Required work: Repeat every entry in the listing below, exactly.

Excerpted data:
begin
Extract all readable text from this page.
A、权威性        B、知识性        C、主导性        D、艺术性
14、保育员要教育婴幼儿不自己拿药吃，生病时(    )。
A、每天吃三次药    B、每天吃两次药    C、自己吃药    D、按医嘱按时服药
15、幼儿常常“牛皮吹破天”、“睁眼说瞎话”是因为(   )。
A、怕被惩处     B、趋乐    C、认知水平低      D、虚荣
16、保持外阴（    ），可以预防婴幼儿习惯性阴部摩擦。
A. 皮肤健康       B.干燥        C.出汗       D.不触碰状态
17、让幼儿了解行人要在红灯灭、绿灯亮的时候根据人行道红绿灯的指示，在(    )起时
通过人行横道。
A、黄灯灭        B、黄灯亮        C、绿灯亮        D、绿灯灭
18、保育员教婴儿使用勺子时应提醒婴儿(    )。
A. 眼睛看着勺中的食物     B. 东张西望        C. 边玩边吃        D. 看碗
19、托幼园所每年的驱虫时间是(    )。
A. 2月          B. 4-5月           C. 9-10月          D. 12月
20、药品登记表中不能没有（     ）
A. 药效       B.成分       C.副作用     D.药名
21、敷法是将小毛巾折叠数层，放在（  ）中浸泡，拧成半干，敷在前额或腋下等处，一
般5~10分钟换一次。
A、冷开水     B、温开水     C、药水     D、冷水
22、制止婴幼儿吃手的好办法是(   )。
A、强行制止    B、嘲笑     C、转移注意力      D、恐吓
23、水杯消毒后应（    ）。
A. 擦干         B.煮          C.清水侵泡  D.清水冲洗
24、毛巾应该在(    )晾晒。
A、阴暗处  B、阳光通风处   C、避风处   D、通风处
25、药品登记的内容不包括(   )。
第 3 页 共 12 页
end
Task solution:
Extract all readable text from this page.
A、权威性        B、知识性        C、主导性        D、艺术性
14、保育员要教育婴幼儿不自己拿药吃，生病时(    )。
A、每天吃三次药    B、每天吃两次药    C、自己吃药    D、按医嘱按时服药
15、幼儿常常“牛皮吹破天”、“睁眼说瞎话”是因为(   )。
A、怕被惩处     B、趋乐    C、认知水平低      D、虚荣
16、保持外阴（    ），可以预防婴幼儿习惯性阴部摩擦。
A. 皮肤健康       B.干燥        C.出汗       D.不触碰状态
17、让幼儿了解行人要在红灯灭、绿灯亮的时候根据人行道红绿灯的指示，在(    )起时
通过人行横道。
A、黄灯灭        B、黄灯亮        C、绿灯亮        D、绿灯灭
18、保育员教婴儿使用勺子时应提醒婴儿(    )。
A. 眼睛看着勺中的食物     B. 东张西望        C. 边玩边吃        D. 看碗
19、托幼园所每年的驱虫时间是(    )。
A. 2月          B. 4-5月           C. 9-10月          D. 12月
20、药品登记表中不能没有（     ）
A. 药效       B.成分       C.副作用     D.药名
21、敷法是将小毛巾折叠数层，放在（  ）中浸泡，拧成半干，敷在前额或腋下等处，一
般5~10分钟换一次。
A、冷开水     B、温开水     C、药水     D、冷水
22、制止婴幼儿吃手的好办法是(   )。
A、强行制止    B、嘲笑     C、转移注意力      D、恐吓
23、水杯消毒后应（    ）。
A. 擦干         B.煮          C.清水侵泡  D.清水冲洗
24、毛巾应该在(    )晾晒。
A、阴暗处  B、阳光通风处   C、避风处   D、通风处
25、药品登记的内容不包括(   )。
第 3 页 共 12 页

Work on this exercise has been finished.